**EL PROBLEMA:** Transcribe completa y sin ningún cambio la noticia sobre Àngel Llàcer.

**TEXTO FUENTE:**
+++

Àngel Llàcer muestra las secuelas de la bacteria que casi le mata: «Tengo la pierna de un torero»
El presentador acudió a presentar 'Congelados', su nuevo programa

El pasado miércoles 24 de junio, los espectadores de Antena 3 pudieron disfrutar de una nueva entrega de El Hormiguero presentada por Pablo Motos. Tras la visita de RoRo, las puertas del plató se abrieron para recibir a Àngel Llàcer. En esta ocasión, el reconocido presentador, actor y director teatral acudió al programa de Antena 3 para presentar Congelados, su nuevo programa en laSexta en el que retará a famosos a quedarse completamente inmóviles. «Hay tres capitanes de equipo que traen gente a concursar. Luego está una zona que se llama el congelador, y cuando entras ahí no te puedes mover pase lo que pase, y pueden pasar cosas muy locas», explicó. Poco después reconoció que, durante las grabaciones, se rompió el brazo: «Pusieron la canción de Forever Young, me vine arriba y me subí a una silla con ruedas, me caí y me rompí el brazo».

+++

**DATOS MOSTRADOS:**
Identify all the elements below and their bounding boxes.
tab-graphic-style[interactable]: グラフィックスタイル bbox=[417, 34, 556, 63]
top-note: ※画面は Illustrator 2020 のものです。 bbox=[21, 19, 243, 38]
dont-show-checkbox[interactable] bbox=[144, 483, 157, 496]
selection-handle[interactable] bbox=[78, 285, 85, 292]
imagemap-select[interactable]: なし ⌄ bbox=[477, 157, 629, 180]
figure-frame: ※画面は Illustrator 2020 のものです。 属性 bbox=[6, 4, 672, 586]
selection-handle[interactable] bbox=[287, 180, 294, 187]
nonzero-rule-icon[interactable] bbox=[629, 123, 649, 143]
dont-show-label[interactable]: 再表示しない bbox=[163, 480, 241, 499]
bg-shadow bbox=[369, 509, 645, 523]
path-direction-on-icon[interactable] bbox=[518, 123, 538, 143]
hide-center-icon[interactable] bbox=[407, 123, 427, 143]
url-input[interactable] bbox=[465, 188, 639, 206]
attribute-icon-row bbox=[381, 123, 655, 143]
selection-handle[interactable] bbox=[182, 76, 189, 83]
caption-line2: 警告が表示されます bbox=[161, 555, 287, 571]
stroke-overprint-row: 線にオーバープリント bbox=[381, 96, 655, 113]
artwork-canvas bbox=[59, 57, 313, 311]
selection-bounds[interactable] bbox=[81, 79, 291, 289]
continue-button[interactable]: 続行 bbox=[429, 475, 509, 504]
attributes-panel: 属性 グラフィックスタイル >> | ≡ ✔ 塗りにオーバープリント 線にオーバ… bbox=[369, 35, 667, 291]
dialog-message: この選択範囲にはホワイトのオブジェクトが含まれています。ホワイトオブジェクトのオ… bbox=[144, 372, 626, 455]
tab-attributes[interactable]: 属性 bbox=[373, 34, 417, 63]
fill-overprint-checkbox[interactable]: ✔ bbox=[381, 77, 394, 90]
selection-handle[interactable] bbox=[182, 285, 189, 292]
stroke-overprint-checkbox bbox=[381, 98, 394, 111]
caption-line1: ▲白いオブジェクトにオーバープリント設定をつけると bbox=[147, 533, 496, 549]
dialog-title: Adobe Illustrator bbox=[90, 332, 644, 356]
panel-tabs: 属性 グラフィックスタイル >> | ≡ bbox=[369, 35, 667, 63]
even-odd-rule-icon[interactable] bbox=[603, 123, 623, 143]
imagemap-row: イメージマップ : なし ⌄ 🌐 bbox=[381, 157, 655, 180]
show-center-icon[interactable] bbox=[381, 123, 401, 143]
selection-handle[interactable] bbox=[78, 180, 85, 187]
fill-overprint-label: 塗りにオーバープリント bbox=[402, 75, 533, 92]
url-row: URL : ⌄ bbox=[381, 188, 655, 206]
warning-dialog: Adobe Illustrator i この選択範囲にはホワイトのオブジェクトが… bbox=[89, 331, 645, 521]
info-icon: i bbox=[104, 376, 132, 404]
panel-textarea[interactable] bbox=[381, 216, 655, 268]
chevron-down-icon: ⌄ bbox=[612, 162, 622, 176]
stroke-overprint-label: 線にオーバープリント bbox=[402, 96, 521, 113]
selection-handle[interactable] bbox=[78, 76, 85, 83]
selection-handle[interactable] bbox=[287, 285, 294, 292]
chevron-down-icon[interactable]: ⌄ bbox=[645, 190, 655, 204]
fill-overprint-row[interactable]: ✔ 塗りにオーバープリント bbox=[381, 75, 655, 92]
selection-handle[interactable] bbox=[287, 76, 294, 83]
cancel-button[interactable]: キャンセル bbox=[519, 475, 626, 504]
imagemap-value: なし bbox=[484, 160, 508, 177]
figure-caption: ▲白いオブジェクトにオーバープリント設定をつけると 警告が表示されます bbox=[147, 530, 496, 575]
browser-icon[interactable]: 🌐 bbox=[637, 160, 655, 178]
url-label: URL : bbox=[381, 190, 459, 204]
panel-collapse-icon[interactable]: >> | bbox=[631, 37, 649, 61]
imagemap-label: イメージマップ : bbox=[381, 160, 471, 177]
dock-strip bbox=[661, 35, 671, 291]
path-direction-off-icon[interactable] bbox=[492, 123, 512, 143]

+++

**ZONA DE RESPUESTA:**
Àngel Llàcer muestra las secuelas de la bacteria que casi le mata: «Tengo la pierna de un torero»
El presentador acudió a presentar 'Congelados', su nuevo programa

El pasado miércoles 24 de junio, los espectadores de Antena 3 pudieron disfrutar de una nueva entrega de El Hormiguero presentada por Pablo Motos. Tras la visita de RoRo, las puertas del plató se abrieron para recibir a Àngel Llàcer. En esta ocasión, el reconocido presentador, actor y director teatral acudió al programa de Antena 3 para presentar Congelados, su nuevo programa en laSexta en el que retará a famosos a quedarse completamente inmóviles. «Hay tres capitanes de equipo que traen gente a concursar. Luego está una zona que se llama el congelador, y cuando entras ahí no te puedes mover pase lo que pase, y pueden pasar cosas muy locas», explicó. Poco después reconoció que, durante las grabaciones, se rompió el brazo: «Pusieron la canción de Forever Young, me vine arriba y me subí a una silla con ruedas, me caí y me rompí el brazo».